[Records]
####################

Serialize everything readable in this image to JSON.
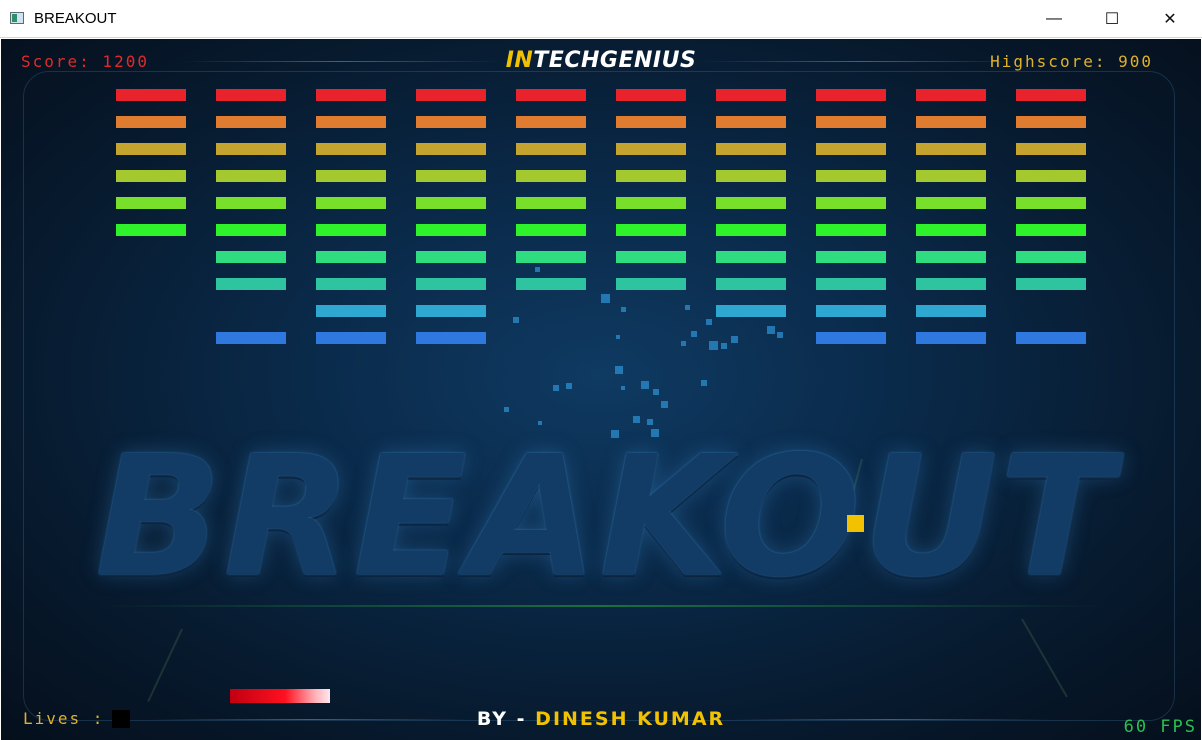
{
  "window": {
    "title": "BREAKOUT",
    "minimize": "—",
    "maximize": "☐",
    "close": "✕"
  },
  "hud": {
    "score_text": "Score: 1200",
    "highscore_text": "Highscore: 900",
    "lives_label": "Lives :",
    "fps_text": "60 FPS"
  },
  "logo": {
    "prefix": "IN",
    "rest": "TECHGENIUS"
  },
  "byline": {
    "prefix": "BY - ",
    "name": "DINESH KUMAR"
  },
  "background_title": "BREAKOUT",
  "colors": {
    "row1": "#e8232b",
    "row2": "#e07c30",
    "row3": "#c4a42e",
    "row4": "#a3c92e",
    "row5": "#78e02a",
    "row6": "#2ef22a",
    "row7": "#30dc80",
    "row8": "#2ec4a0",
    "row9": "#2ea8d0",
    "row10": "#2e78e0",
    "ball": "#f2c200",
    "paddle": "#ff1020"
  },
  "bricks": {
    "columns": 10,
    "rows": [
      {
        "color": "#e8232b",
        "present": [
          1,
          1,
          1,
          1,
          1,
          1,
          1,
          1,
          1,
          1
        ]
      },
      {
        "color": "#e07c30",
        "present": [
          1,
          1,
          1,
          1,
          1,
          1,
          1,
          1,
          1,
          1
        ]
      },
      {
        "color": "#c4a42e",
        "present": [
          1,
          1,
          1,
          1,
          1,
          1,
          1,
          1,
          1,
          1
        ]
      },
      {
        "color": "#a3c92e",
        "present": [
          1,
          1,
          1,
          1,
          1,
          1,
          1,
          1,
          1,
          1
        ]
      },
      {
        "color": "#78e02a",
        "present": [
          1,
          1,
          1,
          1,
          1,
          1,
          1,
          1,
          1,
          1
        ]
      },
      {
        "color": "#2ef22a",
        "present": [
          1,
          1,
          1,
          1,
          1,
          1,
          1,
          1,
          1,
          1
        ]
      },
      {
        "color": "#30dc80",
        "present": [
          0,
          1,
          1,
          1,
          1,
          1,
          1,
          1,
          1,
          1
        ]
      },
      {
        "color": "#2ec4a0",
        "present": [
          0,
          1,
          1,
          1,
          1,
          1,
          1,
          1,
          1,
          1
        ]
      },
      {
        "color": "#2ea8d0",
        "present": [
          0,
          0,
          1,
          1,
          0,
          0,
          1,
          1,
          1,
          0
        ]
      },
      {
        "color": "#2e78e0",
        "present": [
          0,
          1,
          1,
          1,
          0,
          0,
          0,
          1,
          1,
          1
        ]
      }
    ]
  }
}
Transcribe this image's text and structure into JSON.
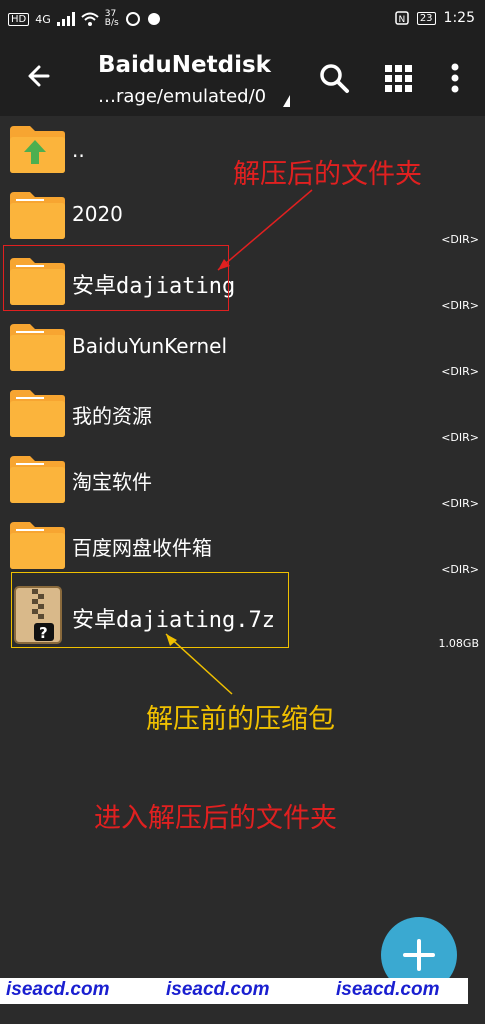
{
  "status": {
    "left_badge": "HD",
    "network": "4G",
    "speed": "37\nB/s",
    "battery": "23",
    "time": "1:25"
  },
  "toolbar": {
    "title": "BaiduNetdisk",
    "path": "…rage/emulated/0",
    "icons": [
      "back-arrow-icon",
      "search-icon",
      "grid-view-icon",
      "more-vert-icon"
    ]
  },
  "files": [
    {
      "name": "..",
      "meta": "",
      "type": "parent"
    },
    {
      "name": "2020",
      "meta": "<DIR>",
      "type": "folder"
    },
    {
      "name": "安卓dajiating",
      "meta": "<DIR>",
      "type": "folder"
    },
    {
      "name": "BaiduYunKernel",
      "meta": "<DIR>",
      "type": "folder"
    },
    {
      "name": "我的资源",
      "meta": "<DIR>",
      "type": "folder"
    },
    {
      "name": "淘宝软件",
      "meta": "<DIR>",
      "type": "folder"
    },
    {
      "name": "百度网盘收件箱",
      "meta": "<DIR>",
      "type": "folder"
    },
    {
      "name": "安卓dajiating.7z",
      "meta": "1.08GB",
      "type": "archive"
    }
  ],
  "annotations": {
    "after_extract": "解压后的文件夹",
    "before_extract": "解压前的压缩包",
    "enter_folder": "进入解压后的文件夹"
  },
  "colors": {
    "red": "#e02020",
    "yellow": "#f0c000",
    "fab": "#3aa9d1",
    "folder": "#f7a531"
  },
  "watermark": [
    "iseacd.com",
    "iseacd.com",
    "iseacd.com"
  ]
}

####################

■ **Task statement**
Please write out all of the material above without changing a word, and omit any pictures.

■ **Expected answer**
Serialize everything readable in this image to JSON.
{
  "window": {
    "title": "BREAKOUT",
    "minimize": "—",
    "maximize": "☐",
    "close": "✕"
  },
  "hud": {
    "score_text": "Score: 1200",
    "highscore_text": "Highscore: 900",
    "lives_label": "Lives :",
    "fps_text": "60 FPS"
  },
  "logo": {
    "prefix": "IN",
    "rest": "TECHGENIUS"
  },
  "byline": {
    "prefix": "BY - ",
    "name": "DINESH KUMAR"
  },
  "background_title": "BREAKOUT",
  "colors": {
    "row1": "#e8232b",
    "row2": "#e07c30",
    "row3": "#c4a42e",
    "row4": "#a3c92e",
    "row5": "#78e02a",
    "row6": "#2ef22a",
    "row7": "#30dc80",
    "row8": "#2ec4a0",
    "row9": "#2ea8d0",
    "row10": "#2e78e0",
    "ball": "#f2c200",
    "paddle": "#ff1020"
  },
  "bricks": {
    "columns": 10,
    "rows": [
      {
        "color": "#e8232b",
        "present": [
          1,
          1,
          1,
          1,
          1,
          1,
          1,
          1,
          1,
          1
        ]
      },
      {
        "color": "#e07c30",
        "present": [
          1,
          1,
          1,
          1,
          1,
          1,
          1,
          1,
          1,
          1
        ]
      },
      {
        "color": "#c4a42e",
        "present": [
          1,
          1,
          1,
          1,
          1,
          1,
          1,
          1,
          1,
          1
        ]
      },
      {
        "color": "#a3c92e",
        "present": [
          1,
          1,
          1,
          1,
          1,
          1,
          1,
          1,
          1,
          1
        ]
      },
      {
        "color": "#78e02a",
        "present": [
          1,
          1,
          1,
          1,
          1,
          1,
          1,
          1,
          1,
          1
        ]
      },
      {
        "color": "#2ef22a",
        "present": [
          1,
          1,
          1,
          1,
          1,
          1,
          1,
          1,
          1,
          1
        ]
      },
      {
        "color": "#30dc80",
        "present": [
          0,
          1,
          1,
          1,
          1,
          1,
          1,
          1,
          1,
          1
        ]
      },
      {
        "color": "#2ec4a0",
        "present": [
          0,
          1,
          1,
          1,
          1,
          1,
          1,
          1,
          1,
          1
        ]
      },
      {
        "color": "#2ea8d0",
        "present": [
          0,
          0,
          1,
          1,
          0,
          0,
          1,
          1,
          1,
          0
        ]
      },
      {
        "color": "#2e78e0",
        "present": [
          0,
          1,
          1,
          1,
          0,
          0,
          0,
          1,
          1,
          1
        ]
      }
    ]
  }
}
Transcribe this image's text and structure into JSON.
{
  "status": {
    "left_badge": "HD",
    "network": "4G",
    "speed": "37\nB/s",
    "battery": "23",
    "time": "1:25"
  },
  "toolbar": {
    "title": "BaiduNetdisk",
    "path": "…rage/emulated/0",
    "icons": [
      "back-arrow-icon",
      "search-icon",
      "grid-view-icon",
      "more-vert-icon"
    ]
  },
  "files": [
    {
      "name": "..",
      "meta": "",
      "type": "parent"
    },
    {
      "name": "2020",
      "meta": "<DIR>",
      "type": "folder"
    },
    {
      "name": "安卓dajiating",
      "meta": "<DIR>",
      "type": "folder"
    },
    {
      "name": "BaiduYunKernel",
      "meta": "<DIR>",
      "type": "folder"
    },
    {
      "name": "我的资源",
      "meta": "<DIR>",
      "type": "folder"
    },
    {
      "name": "淘宝软件",
      "meta": "<DIR>",
      "type": "folder"
    },
    {
      "name": "百度网盘收件箱",
      "meta": "<DIR>",
      "type": "folder"
    },
    {
      "name": "安卓dajiating.7z",
      "meta": "1.08GB",
      "type": "archive"
    }
  ],
  "annotations": {
    "after_extract": "解压后的文件夹",
    "before_extract": "解压前的压缩包",
    "enter_folder": "进入解压后的文件夹"
  },
  "colors": {
    "red": "#e02020",
    "yellow": "#f0c000",
    "fab": "#3aa9d1",
    "folder": "#f7a531"
  },
  "watermark": [
    "iseacd.com",
    "iseacd.com",
    "iseacd.com"
  ]
}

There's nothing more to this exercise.